## Record excerpts
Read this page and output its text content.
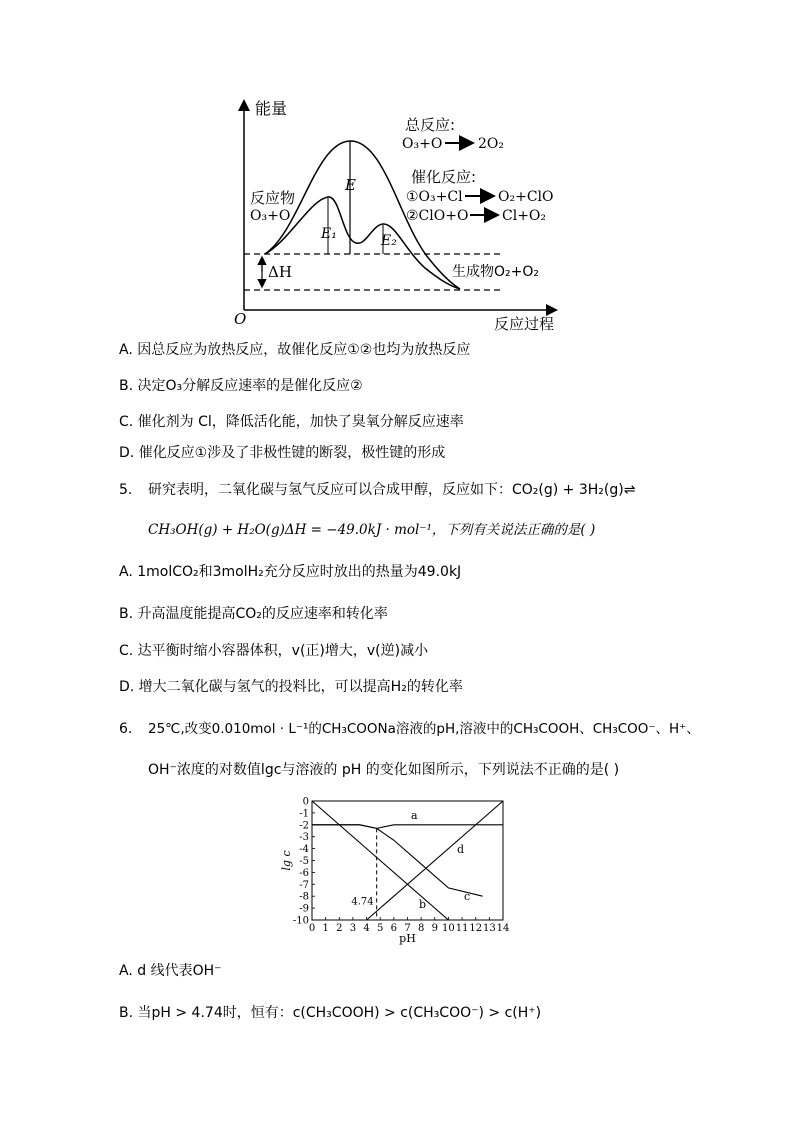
能量
反应过程
O
E
E₁	E₂
ΔH
反应物
O₃+O
生成物O₂+O₂
总反应:
O₃+O	2O₂
催化反应:
①O₃+Cl	O₂+ClO
②ClO+O Cl+O₂
A. 因总反应为放热反应，故催化反应①②也均为放热反应
B. 决定O₃分解反应速率的是催化反应②
C. 催化剂为 Cl，降低活化能，加快了臭氧分解反应速率
D. 催化反应①涉及了非极性键的断裂，极性键的形成
5. 研究表明，二氧化碳与氢气反应可以合成甲醇，反应如下：CO₂(g) + 3H₂(g)⇌
CH₃OH(g) + H₂O(g)ΔH = −49.0kJ · mol⁻¹，下列有关说法正确的是( )
A. 1molCO₂和3molH₂充分反应时放出的热量为49.0kJ
B. 升高温度能提高CO₂的反应速率和转化率
C. 达平衡时缩小容器体积，v(正)增大，v(逆)减小
D. 增大二氧化碳与氢气的投料比，可以提高H₂的转化率
6. 25℃,改变0.010mol · L⁻¹的CH₃COONa溶液的pH,溶液中的CH₃COOH、CH₃COO⁻、H⁺、
OH⁻浓度的对数值lgc与溶液的 pH 的变化如图所示，下列说法不正确的是( )
0 1 2 3 4 5 6 7 8 9 10 11 12 13 14
0
-1
-2
-3
-4
-5
-6
-7
-8
-9
-10
pH
lg c
a
b
c
d
4.74
A. d 线代表OH⁻
B. 当pH > 4.74时，恒有：c(CH₃COOH) > c(CH₃COO⁻) > c(H⁺)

## Task to carry out
Write out all the entries exactly, except for the pictures.

## Result of this task
Read this page and output its text content.
能量
反应过程
O
E
E₁	E₂
ΔH
反应物
O₃+O
生成物O₂+O₂
总反应:
O₃+O	2O₂
催化反应:
①O₃+Cl	O₂+ClO
②ClO+O Cl+O₂
A. 因总反应为放热反应，故催化反应①②也均为放热反应
B. 决定O₃分解反应速率的是催化反应②
C. 催化剂为 Cl，降低活化能，加快了臭氧分解反应速率
D. 催化反应①涉及了非极性键的断裂，极性键的形成
5. 研究表明，二氧化碳与氢气反应可以合成甲醇，反应如下：CO₂(g) + 3H₂(g)⇌
CH₃OH(g) + H₂O(g)ΔH = −49.0kJ · mol⁻¹，下列有关说法正确的是( )
A. 1molCO₂和3molH₂充分反应时放出的热量为49.0kJ
B. 升高温度能提高CO₂的反应速率和转化率
C. 达平衡时缩小容器体积，v(正)增大，v(逆)减小
D. 增大二氧化碳与氢气的投料比，可以提高H₂的转化率
6. 25℃,改变0.010mol · L⁻¹的CH₃COONa溶液的pH,溶液中的CH₃COOH、CH₃COO⁻、H⁺、
OH⁻浓度的对数值lgc与溶液的 pH 的变化如图所示，下列说法不正确的是( )
0 1 2 3 4 5 6 7 8 9 10 11 12 13 14
0
-1
-2
-3
-4
-5
-6
-7
-8
-9
-10
pH
lg c
a
b
c
d
4.74
A. d 线代表OH⁻
B. 当pH > 4.74时，恒有：c(CH₃COOH) > c(CH₃COO⁻) > c(H⁺)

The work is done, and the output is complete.